** START Given records **

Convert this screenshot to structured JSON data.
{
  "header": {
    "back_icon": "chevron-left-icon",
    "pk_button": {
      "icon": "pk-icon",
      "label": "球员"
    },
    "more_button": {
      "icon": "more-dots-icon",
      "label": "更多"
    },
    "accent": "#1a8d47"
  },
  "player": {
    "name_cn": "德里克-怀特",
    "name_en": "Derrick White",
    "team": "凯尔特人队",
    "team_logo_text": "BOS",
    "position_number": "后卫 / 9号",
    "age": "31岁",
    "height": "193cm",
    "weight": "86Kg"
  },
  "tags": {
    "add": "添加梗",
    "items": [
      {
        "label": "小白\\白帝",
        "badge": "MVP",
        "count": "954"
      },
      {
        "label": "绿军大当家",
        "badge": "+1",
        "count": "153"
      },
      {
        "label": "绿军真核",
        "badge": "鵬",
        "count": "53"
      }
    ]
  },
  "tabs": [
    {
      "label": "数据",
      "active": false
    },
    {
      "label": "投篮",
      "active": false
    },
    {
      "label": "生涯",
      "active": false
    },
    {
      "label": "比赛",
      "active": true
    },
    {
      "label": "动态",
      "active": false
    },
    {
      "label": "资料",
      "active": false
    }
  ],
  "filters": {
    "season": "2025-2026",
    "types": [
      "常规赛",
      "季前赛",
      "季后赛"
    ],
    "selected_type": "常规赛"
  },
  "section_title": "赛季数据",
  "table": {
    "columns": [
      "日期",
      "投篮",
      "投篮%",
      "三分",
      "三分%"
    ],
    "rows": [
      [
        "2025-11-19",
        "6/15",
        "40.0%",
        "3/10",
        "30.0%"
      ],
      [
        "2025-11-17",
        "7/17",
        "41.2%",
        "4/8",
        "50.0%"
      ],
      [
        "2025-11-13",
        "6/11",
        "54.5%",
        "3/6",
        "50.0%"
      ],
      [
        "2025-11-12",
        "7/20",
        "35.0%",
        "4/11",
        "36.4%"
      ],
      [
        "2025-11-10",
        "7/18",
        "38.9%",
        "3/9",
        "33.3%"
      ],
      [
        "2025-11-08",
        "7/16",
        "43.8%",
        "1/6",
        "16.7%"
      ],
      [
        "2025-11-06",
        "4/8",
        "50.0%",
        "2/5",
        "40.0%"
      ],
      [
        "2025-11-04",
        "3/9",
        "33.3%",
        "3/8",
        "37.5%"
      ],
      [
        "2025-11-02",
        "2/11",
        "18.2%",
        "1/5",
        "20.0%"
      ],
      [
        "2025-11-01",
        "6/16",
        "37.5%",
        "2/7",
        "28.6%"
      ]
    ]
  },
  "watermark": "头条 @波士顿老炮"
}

** END Given records **

Send back each record exactly as it stands.

Solution:
Convert this screenshot to structured JSON data.
{
  "header": {
    "back_icon": "chevron-left-icon",
    "pk_button": {
      "icon": "pk-icon",
      "label": "球员"
    },
    "more_button": {
      "icon": "more-dots-icon",
      "label": "更多"
    },
    "accent": "#1a8d47"
  },
  "player": {
    "name_cn": "德里克-怀特",
    "name_en": "Derrick White",
    "team": "凯尔特人队",
    "team_logo_text": "BOS",
    "position_number": "后卫 / 9号",
    "age": "31岁",
    "height": "193cm",
    "weight": "86Kg"
  },
  "tags": {
    "add": "添加梗",
    "items": [
      {
        "label": "小白\\白帝",
        "badge": "MVP",
        "count": "954"
      },
      {
        "label": "绿军大当家",
        "badge": "+1",
        "count": "153"
      },
      {
        "label": "绿军真核",
        "badge": "鵬",
        "count": "53"
      }
    ]
  },
  "tabs": [
    {
      "label": "数据",
      "active": false
    },
    {
      "label": "投篮",
      "active": false
    },
    {
      "label": "生涯",
      "active": false
    },
    {
      "label": "比赛",
      "active": true
    },
    {
      "label": "动态",
      "active": false
    },
    {
      "label": "资料",
      "active": false
    }
  ],
  "filters": {
    "season": "2025-2026",
    "types": [
      "常规赛",
      "季前赛",
      "季后赛"
    ],
    "selected_type": "常规赛"
  },
  "section_title": "赛季数据",
  "table": {
    "columns": [
      "日期",
      "投篮",
      "投篮%",
      "三分",
      "三分%"
    ],
    "rows": [
      [
        "2025-11-19",
        "6/15",
        "40.0%",
        "3/10",
        "30.0%"
      ],
      [
        "2025-11-17",
        "7/17",
        "41.2%",
        "4/8",
        "50.0%"
      ],
      [
        "2025-11-13",
        "6/11",
        "54.5%",
        "3/6",
        "50.0%"
      ],
      [
        "2025-11-12",
        "7/20",
        "35.0%",
        "4/11",
        "36.4%"
      ],
      [
        "2025-11-10",
        "7/18",
        "38.9%",
        "3/9",
        "33.3%"
      ],
      [
        "2025-11-08",
        "7/16",
        "43.8%",
        "1/6",
        "16.7%"
      ],
      [
        "2025-11-06",
        "4/8",
        "50.0%",
        "2/5",
        "40.0%"
      ],
      [
        "2025-11-04",
        "3/9",
        "33.3%",
        "3/8",
        "37.5%"
      ],
      [
        "2025-11-02",
        "2/11",
        "18.2%",
        "1/5",
        "20.0%"
      ],
      [
        "2025-11-01",
        "6/16",
        "37.5%",
        "2/7",
        "28.6%"
      ]
    ]
  },
  "watermark": "头条 @波士顿老炮"
}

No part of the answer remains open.